##### Text shown
# Too many calls?



## SCKeith (Dec 3, 2016)

How many calls is too many? With so many to choose from, a man could have enough to fill a suitcase with them. I realize it is mostly preference, but if you had to list the necessary ones, what would you say? I've got about 8 reed type and about 6 mouth calls including 3 I made myself. Since I'm new to the calling gig, I am trying both styles, but I seem to like the reed style better.


----------



## pokeyjeeper (Sep 5, 2013)

lol you sound like my wife I've got around 55-60 calls and make custom calls imho you can never have too many calls


----------



## fr3db3ar (Aug 6, 2011)

The treadmill has turned from a clothes rack to a lanyard rack with calls.

Sent from somewhere in the space-time continuum.


----------



## prairiewolf (Feb 19, 2012)

I agree , never to many calls.


----------



## JTKillough (May 4, 2010)

I only have one.........at a time!


----------



## youngdon (Mar 10, 2010)

My wife knows better or I'll ask the same about shoes and purses.... The short answer is there is no such thing as to many.


----------



## 220swift (Mar 2, 2011)

right at 400 now.........


----------



## Ruger (Jan 22, 2011)

Never too many, especially with the great call makers that are on this site. You'll see some that you just have to have!
##########
— Challenge A —
Set down again, unchanged, the lines of the listing from its first line through the line containing "comment-item: kohli.shalini Congratulations!", with both ends included.
##### Available records
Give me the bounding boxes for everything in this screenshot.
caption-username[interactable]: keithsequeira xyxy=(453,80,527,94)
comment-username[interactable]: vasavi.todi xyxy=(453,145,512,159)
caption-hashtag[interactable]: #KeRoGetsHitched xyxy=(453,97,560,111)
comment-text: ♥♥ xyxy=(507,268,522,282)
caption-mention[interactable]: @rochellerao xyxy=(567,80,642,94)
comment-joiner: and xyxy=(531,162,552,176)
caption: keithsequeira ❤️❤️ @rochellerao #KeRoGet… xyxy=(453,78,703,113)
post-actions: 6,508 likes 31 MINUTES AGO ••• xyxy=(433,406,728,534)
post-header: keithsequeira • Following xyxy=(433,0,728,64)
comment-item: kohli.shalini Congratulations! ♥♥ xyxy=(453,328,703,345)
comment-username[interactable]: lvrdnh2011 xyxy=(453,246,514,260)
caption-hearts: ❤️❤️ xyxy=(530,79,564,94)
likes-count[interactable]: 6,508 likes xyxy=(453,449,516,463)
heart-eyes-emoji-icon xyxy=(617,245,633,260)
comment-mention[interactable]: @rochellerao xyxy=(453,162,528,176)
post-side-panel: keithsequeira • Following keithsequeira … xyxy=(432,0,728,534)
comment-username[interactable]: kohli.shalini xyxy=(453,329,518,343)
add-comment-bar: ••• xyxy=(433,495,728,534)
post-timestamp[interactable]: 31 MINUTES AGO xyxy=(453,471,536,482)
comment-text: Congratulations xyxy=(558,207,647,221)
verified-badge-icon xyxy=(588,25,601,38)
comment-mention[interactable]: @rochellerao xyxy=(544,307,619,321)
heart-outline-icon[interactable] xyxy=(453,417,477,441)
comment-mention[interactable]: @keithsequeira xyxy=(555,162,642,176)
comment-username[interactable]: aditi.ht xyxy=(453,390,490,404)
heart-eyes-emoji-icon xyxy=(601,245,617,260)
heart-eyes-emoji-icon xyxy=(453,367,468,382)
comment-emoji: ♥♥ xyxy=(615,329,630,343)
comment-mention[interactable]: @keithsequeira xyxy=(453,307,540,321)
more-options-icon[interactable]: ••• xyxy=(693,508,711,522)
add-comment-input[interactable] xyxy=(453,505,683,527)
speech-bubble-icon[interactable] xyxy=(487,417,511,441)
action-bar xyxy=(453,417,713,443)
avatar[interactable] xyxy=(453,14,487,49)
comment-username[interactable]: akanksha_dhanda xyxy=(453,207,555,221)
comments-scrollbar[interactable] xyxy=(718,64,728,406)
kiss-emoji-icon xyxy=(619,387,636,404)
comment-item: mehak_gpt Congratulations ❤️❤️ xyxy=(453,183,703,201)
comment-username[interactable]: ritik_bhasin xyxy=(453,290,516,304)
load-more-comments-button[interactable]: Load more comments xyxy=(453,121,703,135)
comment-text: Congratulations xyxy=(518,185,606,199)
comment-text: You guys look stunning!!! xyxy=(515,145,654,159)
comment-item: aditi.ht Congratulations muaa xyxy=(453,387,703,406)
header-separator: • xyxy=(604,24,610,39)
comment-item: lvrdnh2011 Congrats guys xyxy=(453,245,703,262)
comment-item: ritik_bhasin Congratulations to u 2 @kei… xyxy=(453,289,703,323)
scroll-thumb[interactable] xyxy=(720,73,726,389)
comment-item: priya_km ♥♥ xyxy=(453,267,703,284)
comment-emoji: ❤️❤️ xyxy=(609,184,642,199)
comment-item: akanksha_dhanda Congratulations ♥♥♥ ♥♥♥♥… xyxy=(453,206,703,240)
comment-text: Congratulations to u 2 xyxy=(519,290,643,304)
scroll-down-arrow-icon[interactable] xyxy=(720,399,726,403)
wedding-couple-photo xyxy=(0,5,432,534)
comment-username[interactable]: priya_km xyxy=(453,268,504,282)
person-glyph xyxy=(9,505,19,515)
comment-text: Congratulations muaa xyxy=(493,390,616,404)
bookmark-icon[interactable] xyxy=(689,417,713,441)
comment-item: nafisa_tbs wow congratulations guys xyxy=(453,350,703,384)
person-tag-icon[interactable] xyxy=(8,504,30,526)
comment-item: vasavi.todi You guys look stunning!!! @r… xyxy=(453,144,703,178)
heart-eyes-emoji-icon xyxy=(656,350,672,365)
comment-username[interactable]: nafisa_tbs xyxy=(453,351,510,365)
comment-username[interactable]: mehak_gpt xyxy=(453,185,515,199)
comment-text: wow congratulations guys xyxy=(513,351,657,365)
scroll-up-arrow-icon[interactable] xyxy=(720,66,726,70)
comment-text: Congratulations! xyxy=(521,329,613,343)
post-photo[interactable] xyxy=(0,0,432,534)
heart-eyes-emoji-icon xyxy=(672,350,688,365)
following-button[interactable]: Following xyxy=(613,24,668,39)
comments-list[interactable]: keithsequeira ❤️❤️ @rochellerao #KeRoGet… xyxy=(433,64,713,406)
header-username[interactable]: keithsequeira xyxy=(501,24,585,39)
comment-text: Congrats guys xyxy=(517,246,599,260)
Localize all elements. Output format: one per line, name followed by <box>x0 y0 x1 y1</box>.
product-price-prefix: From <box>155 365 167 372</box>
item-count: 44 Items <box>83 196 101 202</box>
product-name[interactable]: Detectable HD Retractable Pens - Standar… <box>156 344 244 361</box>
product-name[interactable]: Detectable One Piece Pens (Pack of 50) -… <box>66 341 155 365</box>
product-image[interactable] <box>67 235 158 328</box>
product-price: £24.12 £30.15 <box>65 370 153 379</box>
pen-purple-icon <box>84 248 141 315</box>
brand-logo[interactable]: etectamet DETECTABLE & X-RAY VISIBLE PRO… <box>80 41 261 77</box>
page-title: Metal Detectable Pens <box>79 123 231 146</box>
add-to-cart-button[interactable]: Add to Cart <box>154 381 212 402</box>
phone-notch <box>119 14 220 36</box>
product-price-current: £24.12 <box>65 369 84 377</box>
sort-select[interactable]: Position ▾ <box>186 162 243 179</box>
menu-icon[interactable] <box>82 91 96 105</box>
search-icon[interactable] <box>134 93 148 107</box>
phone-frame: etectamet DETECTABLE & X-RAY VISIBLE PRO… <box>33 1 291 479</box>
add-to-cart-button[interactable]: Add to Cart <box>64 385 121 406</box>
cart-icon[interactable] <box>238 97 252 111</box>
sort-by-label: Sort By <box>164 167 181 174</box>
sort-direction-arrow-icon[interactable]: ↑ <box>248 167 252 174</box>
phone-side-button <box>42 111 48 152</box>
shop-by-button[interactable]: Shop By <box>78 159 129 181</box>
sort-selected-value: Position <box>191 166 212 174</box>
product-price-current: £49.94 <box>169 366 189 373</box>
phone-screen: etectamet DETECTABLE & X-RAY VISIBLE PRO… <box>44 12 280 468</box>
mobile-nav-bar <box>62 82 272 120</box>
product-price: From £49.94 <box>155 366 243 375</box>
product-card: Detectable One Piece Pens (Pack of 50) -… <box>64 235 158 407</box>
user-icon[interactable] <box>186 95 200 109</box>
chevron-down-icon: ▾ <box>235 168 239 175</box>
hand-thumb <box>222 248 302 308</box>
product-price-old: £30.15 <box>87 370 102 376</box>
##########
— Challenge B —
In the forum thread on calls, why does SCKeith say he is trying both reed calls and mouth calls? Answer in one to three sentences.

— Task output A —
Give me the bounding boxes for everything in this screenshot.
caption-username[interactable]: keithsequeira xyxy=(453,80,527,94)
comment-username[interactable]: vasavi.todi xyxy=(453,145,512,159)
caption-hashtag[interactable]: #KeRoGetsHitched xyxy=(453,97,560,111)
comment-text: ♥♥ xyxy=(507,268,522,282)
caption-mention[interactable]: @rochellerao xyxy=(567,80,642,94)
comment-joiner: and xyxy=(531,162,552,176)
caption: keithsequeira ❤️❤️ @rochellerao #KeRoGet… xyxy=(453,78,703,113)
post-actions: 6,508 likes 31 MINUTES AGO ••• xyxy=(433,406,728,534)
post-header: keithsequeira • Following xyxy=(433,0,728,64)
comment-item: kohli.shalini Congratulations! ♥♥ xyxy=(453,328,703,345)

— Task output B —
He is new to calling, so he is trying both styles. So far he seems to like the reed style better.